● Task prompt
Go through the data below line by line and count those containing the word "title". Reply with the count only.

--- BEGIN ---

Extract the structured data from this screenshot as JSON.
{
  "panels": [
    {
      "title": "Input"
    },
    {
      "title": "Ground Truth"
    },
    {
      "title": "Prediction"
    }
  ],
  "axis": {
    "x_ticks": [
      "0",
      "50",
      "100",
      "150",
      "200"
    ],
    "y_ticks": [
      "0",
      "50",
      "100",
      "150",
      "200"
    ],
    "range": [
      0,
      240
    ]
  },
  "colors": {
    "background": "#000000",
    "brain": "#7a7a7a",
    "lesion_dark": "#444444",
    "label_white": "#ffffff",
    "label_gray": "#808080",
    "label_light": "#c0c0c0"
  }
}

--- END ---

● Final result
3